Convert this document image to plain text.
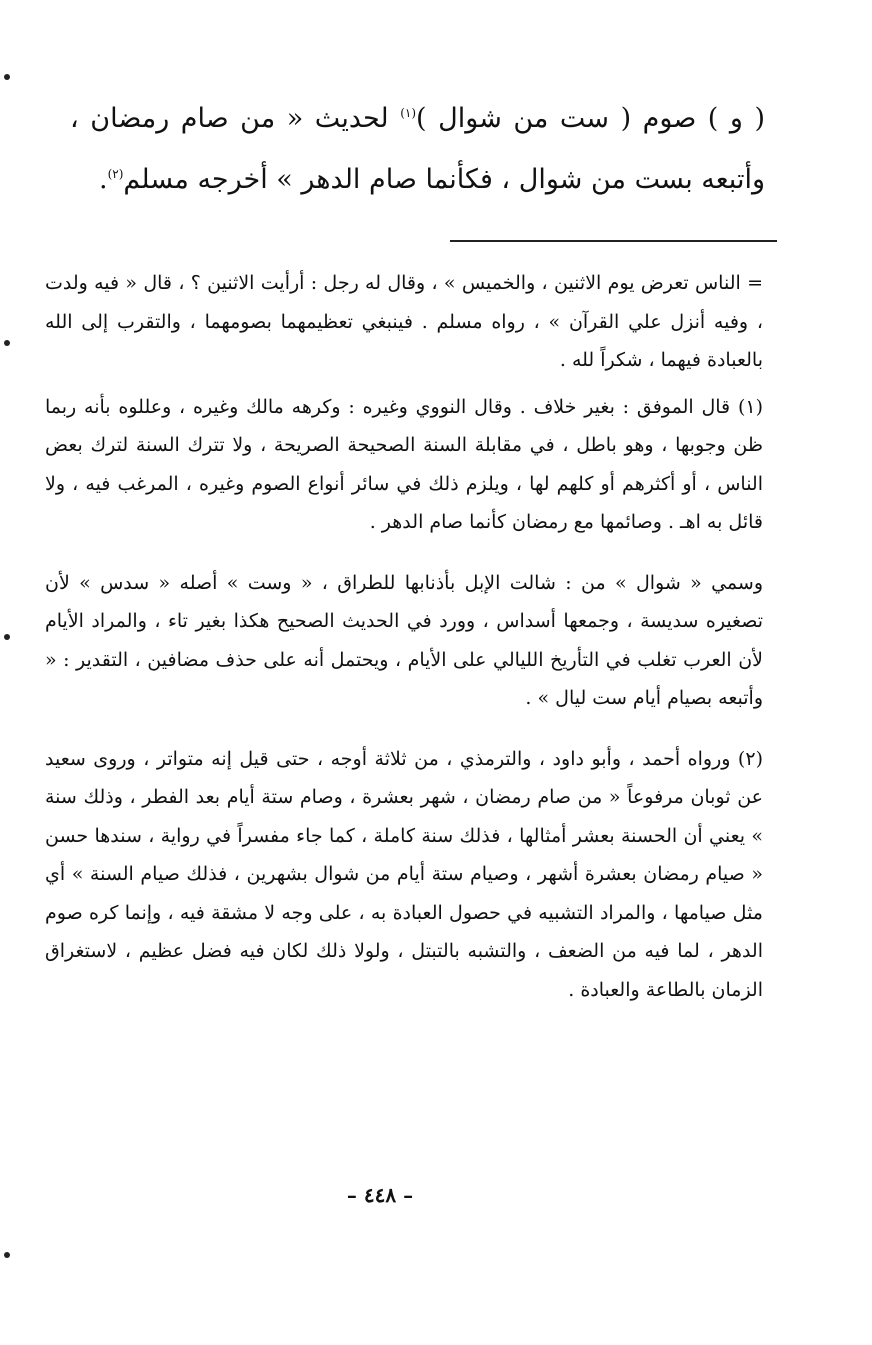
( و ) صوم ( ست من شوال )$^{(١)}$ لحديث « من صام رمضان ، وأتبعه بست من شوال ، فكأنما صام الدهر » أخرجه مسلم$^{(٢)}$.

= الناس تعرض يوم الاثنين ، والخميس » ، وقال له رجل : أرأيت الاثنين ؟ ، قال « فيه ولدت ، وفيه أنزل علي القرآن » ، رواه مسلم . فينبغي تعظيمهما بصومهما ، والتقرب إلى الله بالعبادة فيهما ، شكراً لله .

(١) قال الموفق : بغير خلاف . وقال النووي وغيره : وكرهه مالك وغيره ، وعللوه بأنه ربما ظن وجوبها ، وهو باطل ، في مقابلة السنة الصحيحة الصريحة ، ولا تترك السنة لترك بعض الناس ، أو أكثرهم أو كلهم لها ، ويلزم ذلك في سائر أنواع الصوم وغيره ، المرغب فيه ، ولا قائل به اهـ . وصائمها مع رمضان كأنما صام الدهر .

وسمي « شوال » من : شالت الإبل بأذنابها للطراق ، « وست » أصله « سدس » لأن تصغيره سديسة ، وجمعها أسداس ، وورد في الحديث الصحيح هكذا بغير تاء ، والمراد الأيام لأن العرب تغلب في التأريخ الليالي على الأيام ، ويحتمل أنه على حذف مضافين ، التقدير : « وأتبعه بصيام أيام ست ليال » .

(٢) ورواه أحمد ، وأبو داود ، والترمذي ، من ثلاثة أوجه ، حتى قيل إنه متواتر ، وروى سعيد عن ثوبان مرفوعاً « من صام رمضان ، شهر بعشرة ، وصام ستة أيام بعد الفطر ، وذلك سنة » يعني أن الحسنة بعشر أمثالها ، فذلك سنة كاملة ، كما جاء مفسراً في رواية ، سندها حسن « صيام رمضان بعشرة أشهر ، وصيام ستة أيام من شوال بشهرين ، فذلك صيام السنة » أي مثل صيامها ، والمراد التشبيه في حصول العبادة به ، على وجه لا مشقة فيه ، وإنما كره صوم الدهر ، لما فيه من الضعف ، والتشبه بالتبتل ، ولولا ذلك لكان فيه فضل عظيم ، لاستغراق الزمان بالطاعة والعبادة .

– ٤٤٨ –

=== Set problem ===
Check each line in the listing above for the string "وأتبعه", then report how many lines contain it, with no other text.

=== Complete response ===
2